- Given instruction
All the data below goes into the copy word for word, but the pictures don't.

- Data for this task
┄┄┄┄┄┄┄┄┄┄
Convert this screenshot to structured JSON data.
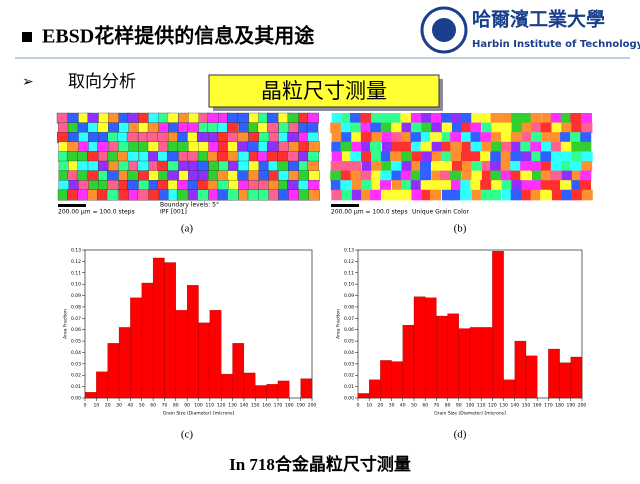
{
  "header": {
    "title": "EBSD花样提供的信息及其用途",
    "logo_cn": "哈爾濱工業大學",
    "logo_en": "Harbin Institute of Technology"
  },
  "bullet": "取向分析",
  "box": "晶粒尺寸测量",
  "maps": [
    {
      "scale": "200.00 µm = 100.0 steps",
      "note": "Boundary levels: 5°",
      "mode": "IPF [001]",
      "caption": "(a)"
    },
    {
      "scale": "200.00 µm = 100.0 steps",
      "mode": "Unique Grain Color",
      "caption": "(b)"
    }
  ],
  "chart_data": [
    {
      "type": "histogram",
      "caption": "(c)",
      "xlabel": "Grain Size (Diameter) [microns]",
      "ylabel": "Area Fraction",
      "color": "#ff0000",
      "bins": [
        0,
        10,
        20,
        30,
        40,
        50,
        60,
        70,
        80,
        90,
        100,
        110,
        120,
        130,
        140,
        150,
        160,
        170,
        180,
        190,
        200
      ],
      "counts": [
        0.005,
        0.023,
        0.048,
        0.062,
        0.088,
        0.101,
        0.123,
        0.119,
        0.077,
        0.099,
        0.066,
        0.077,
        0.021,
        0.048,
        0.022,
        0.011,
        0.012,
        0.015,
        0,
        0.017
      ],
      "xlim": [
        0,
        200
      ],
      "xticks": [
        0,
        10,
        20,
        30,
        40,
        50,
        60,
        70,
        80,
        90,
        100,
        110,
        120,
        130,
        140,
        150,
        160,
        170,
        180,
        190,
        200
      ],
      "ylim": [
        0,
        0.13
      ],
      "yticks": [
        {
          "value": 0,
          "label": "0.00"
        },
        0.01,
        0.02,
        0.03,
        0.04,
        0.05,
        0.06,
        0.07,
        0.08,
        0.09,
        {
          "value": 0.1,
          "label": "0.10"
        },
        0.11,
        0.12,
        0.13
      ]
    },
    {
      "type": "histogram",
      "caption": "(d)",
      "xlabel": "Grain Size (Diameter) [microns]",
      "ylabel": "Area Fraction",
      "color": "#ff0000",
      "bins": [
        0,
        10,
        20,
        30,
        40,
        50,
        60,
        70,
        80,
        90,
        100,
        110,
        120,
        130,
        140,
        150,
        160,
        170,
        180,
        190,
        200
      ],
      "counts": [
        0.004,
        0.016,
        0.033,
        0.032,
        0.064,
        0.089,
        0.088,
        0.072,
        0.074,
        0.061,
        0.062,
        0.062,
        0.129,
        0.016,
        0.05,
        0.037,
        0,
        0.043,
        0.031,
        0.036
      ],
      "xlim": [
        0,
        200
      ],
      "xticks": [
        0,
        10,
        20,
        30,
        40,
        50,
        60,
        70,
        80,
        90,
        100,
        110,
        120,
        130,
        140,
        150,
        160,
        170,
        180,
        190,
        200
      ],
      "ylim": [
        0,
        0.13
      ],
      "yticks": [
        {
          "value": 0,
          "label": "0.00"
        },
        0.01,
        0.02,
        0.03,
        0.04,
        0.05,
        0.06,
        0.07,
        0.08,
        0.09,
        {
          "value": 0.1,
          "label": "0.10"
        },
        0.11,
        0.12,
        0.13
      ]
    }
  ],
  "footer": "In 718合金晶粒尺寸测量"
}
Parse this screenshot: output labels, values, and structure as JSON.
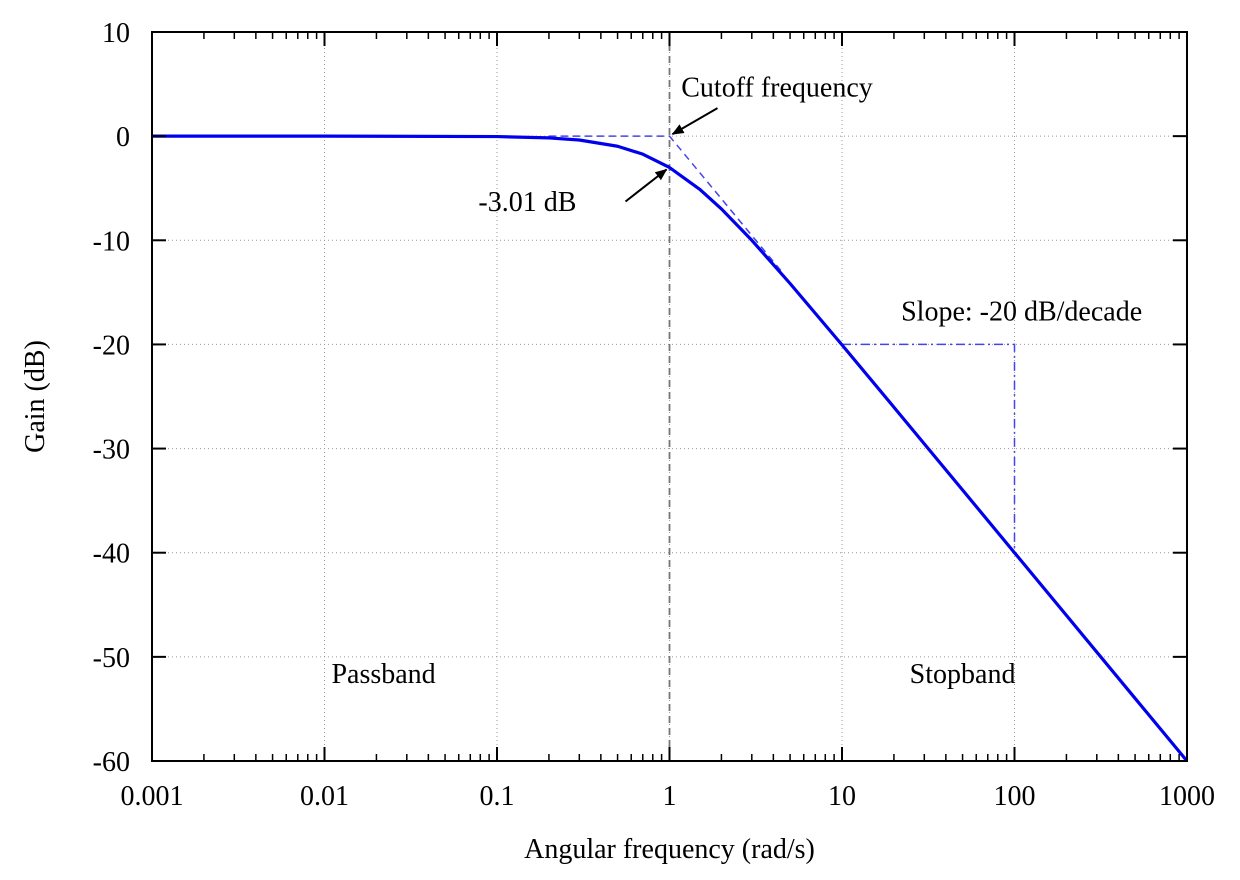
{
  "chart_data": {
    "type": "line",
    "title": "",
    "xlabel": "Angular frequency (rad/s)",
    "ylabel": "Gain (dB)",
    "xscale": "log",
    "xlim": [
      0.001,
      1000
    ],
    "ylim": [
      -60,
      10
    ],
    "grid": true,
    "x_ticks": [
      0.001,
      0.01,
      0.1,
      1,
      10,
      100,
      1000
    ],
    "x_tick_labels": [
      "0.001",
      "0.01",
      "0.1",
      "1",
      "10",
      "100",
      "1000"
    ],
    "y_ticks": [
      10,
      0,
      -10,
      -20,
      -30,
      -40,
      -50,
      -60
    ],
    "y_tick_labels": [
      "10",
      "0",
      "-10",
      "-20",
      "-30",
      "-40",
      "-50",
      "-60"
    ],
    "series": [
      {
        "name": "",
        "style": "solid",
        "color": "#0000ee",
        "x": [
          0.001,
          0.01,
          0.1,
          0.2,
          0.3,
          0.5,
          0.7,
          1,
          1.5,
          2,
          3,
          5,
          10,
          20,
          50,
          100,
          200,
          500,
          1000
        ],
        "y": [
          0,
          0,
          -0.04,
          -0.17,
          -0.37,
          -0.97,
          -1.73,
          -3.01,
          -5.12,
          -6.99,
          -10.0,
          -14.15,
          -20.04,
          -26.03,
          -33.98,
          -40.0,
          -46.02,
          -53.98,
          -60.0
        ]
      }
    ],
    "asymptote": {
      "color": "#4444ee",
      "x": [
        0.2,
        1,
        4.5
      ],
      "y": [
        0,
        0,
        -13.06
      ]
    },
    "slope_guide": {
      "color": "#4444ee",
      "x": [
        10,
        100,
        100
      ],
      "y": [
        -20,
        -20,
        -40
      ]
    },
    "cutoff_line": {
      "x": 1,
      "color": "#777777"
    },
    "annotations": [
      {
        "text": "Cutoff frequency",
        "x": 4.2,
        "y": 3.8,
        "anchor": "middle",
        "arrow_to": [
          1,
          0
        ]
      },
      {
        "text": "-3.01 dB",
        "x": 0.15,
        "y": -7.2,
        "anchor": "middle",
        "arrow_to": [
          1,
          -3.01
        ]
      },
      {
        "text": "Slope: -20 dB/decade",
        "x": 110,
        "y": -17.7,
        "anchor": "middle"
      },
      {
        "text": "Passband",
        "x": 0.022,
        "y": -52.5,
        "anchor": "middle"
      },
      {
        "text": "Stopband",
        "x": 50,
        "y": -52.5,
        "anchor": "middle"
      }
    ]
  }
}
┄┄┄┄┄┄┄┄┄┄
- Complete answer
Convert this screenshot to structured JSON data.
{
  "header": {
    "title": "EBSD花样提供的信息及其用途",
    "logo_cn": "哈爾濱工業大學",
    "logo_en": "Harbin Institute of Technology"
  },
  "bullet": "取向分析",
  "box": "晶粒尺寸测量",
  "maps": [
    {
      "scale": "200.00 µm = 100.0 steps",
      "note": "Boundary levels: 5°",
      "mode": "IPF [001]",
      "caption": "(a)"
    },
    {
      "scale": "200.00 µm = 100.0 steps",
      "mode": "Unique Grain Color",
      "caption": "(b)"
    }
  ],
  "chart_data": [
    {
      "type": "histogram",
      "caption": "(c)",
      "xlabel": "Grain Size (Diameter) [microns]",
      "ylabel": "Area Fraction",
      "color": "#ff0000",
      "bins": [
        0,
        10,
        20,
        30,
        40,
        50,
        60,
        70,
        80,
        90,
        100,
        110,
        120,
        130,
        140,
        150,
        160,
        170,
        180,
        190,
        200
      ],
      "counts": [
        0.005,
        0.023,
        0.048,
        0.062,
        0.088,
        0.101,
        0.123,
        0.119,
        0.077,
        0.099,
        0.066,
        0.077,
        0.021,
        0.048,
        0.022,
        0.011,
        0.012,
        0.015,
        0,
        0.017
      ],
      "xlim": [
        0,
        200
      ],
      "xticks": [
        0,
        10,
        20,
        30,
        40,
        50,
        60,
        70,
        80,
        90,
        100,
        110,
        120,
        130,
        140,
        150,
        160,
        170,
        180,
        190,
        200
      ],
      "ylim": [
        0,
        0.13
      ],
      "yticks": [
        {
          "value": 0,
          "label": "0.00"
        },
        0.01,
        0.02,
        0.03,
        0.04,
        0.05,
        0.06,
        0.07,
        0.08,
        0.09,
        {
          "value": 0.1,
          "label": "0.10"
        },
        0.11,
        0.12,
        0.13
      ]
    },
    {
      "type": "histogram",
      "caption": "(d)",
      "xlabel": "Grain Size (Diameter) [microns]",
      "ylabel": "Area Fraction",
      "color": "#ff0000",
      "bins": [
        0,
        10,
        20,
        30,
        40,
        50,
        60,
        70,
        80,
        90,
        100,
        110,
        120,
        130,
        140,
        150,
        160,
        170,
        180,
        190,
        200
      ],
      "counts": [
        0.004,
        0.016,
        0.033,
        0.032,
        0.064,
        0.089,
        0.088,
        0.072,
        0.074,
        0.061,
        0.062,
        0.062,
        0.129,
        0.016,
        0.05,
        0.037,
        0,
        0.043,
        0.031,
        0.036
      ],
      "xlim": [
        0,
        200
      ],
      "xticks": [
        0,
        10,
        20,
        30,
        40,
        50,
        60,
        70,
        80,
        90,
        100,
        110,
        120,
        130,
        140,
        150,
        160,
        170,
        180,
        190,
        200
      ],
      "ylim": [
        0,
        0.13
      ],
      "yticks": [
        {
          "value": 0,
          "label": "0.00"
        },
        0.01,
        0.02,
        0.03,
        0.04,
        0.05,
        0.06,
        0.07,
        0.08,
        0.09,
        {
          "value": 0.1,
          "label": "0.10"
        },
        0.11,
        0.12,
        0.13
      ]
    }
  ],
  "footer": "In 718合金晶粒尺寸测量"
}
Parse this screenshot: output labels, values, and structure as JSON.
{
  "chart_data": {
    "type": "line",
    "title": "",
    "xlabel": "Angular frequency (rad/s)",
    "ylabel": "Gain (dB)",
    "xscale": "log",
    "xlim": [
      0.001,
      1000
    ],
    "ylim": [
      -60,
      10
    ],
    "grid": true,
    "x_ticks": [
      0.001,
      0.01,
      0.1,
      1,
      10,
      100,
      1000
    ],
    "x_tick_labels": [
      "0.001",
      "0.01",
      "0.1",
      "1",
      "10",
      "100",
      "1000"
    ],
    "y_ticks": [
      10,
      0,
      -10,
      -20,
      -30,
      -40,
      -50,
      -60
    ],
    "y_tick_labels": [
      "10",
      "0",
      "-10",
      "-20",
      "-30",
      "-40",
      "-50",
      "-60"
    ],
    "series": [
      {
        "name": "",
        "style": "solid",
        "color": "#0000ee",
        "x": [
          0.001,
          0.01,
          0.1,
          0.2,
          0.3,
          0.5,
          0.7,
          1,
          1.5,
          2,
          3,
          5,
          10,
          20,
          50,
          100,
          200,
          500,
          1000
        ],
        "y": [
          0,
          0,
          -0.04,
          -0.17,
          -0.37,
          -0.97,
          -1.73,
          -3.01,
          -5.12,
          -6.99,
          -10.0,
          -14.15,
          -20.04,
          -26.03,
          -33.98,
          -40.0,
          -46.02,
          -53.98,
          -60.0
        ]
      }
    ],
    "asymptote": {
      "color": "#4444ee",
      "x": [
        0.2,
        1,
        4.5
      ],
      "y": [
        0,
        0,
        -13.06
      ]
    },
    "slope_guide": {
      "color": "#4444ee",
      "x": [
        10,
        100,
        100
      ],
      "y": [
        -20,
        -20,
        -40
      ]
    },
    "cutoff_line": {
      "x": 1,
      "color": "#777777"
    },
    "annotations": [
      {
        "text": "Cutoff frequency",
        "x": 4.2,
        "y": 3.8,
        "anchor": "middle",
        "arrow_to": [
          1,
          0
        ]
      },
      {
        "text": "-3.01 dB",
        "x": 0.15,
        "y": -7.2,
        "anchor": "middle",
        "arrow_to": [
          1,
          -3.01
        ]
      },
      {
        "text": "Slope: -20 dB/decade",
        "x": 110,
        "y": -17.7,
        "anchor": "middle"
      },
      {
        "text": "Passband",
        "x": 0.022,
        "y": -52.5,
        "anchor": "middle"
      },
      {
        "text": "Stopband",
        "x": 50,
        "y": -52.5,
        "anchor": "middle"
      }
    ]
  }
}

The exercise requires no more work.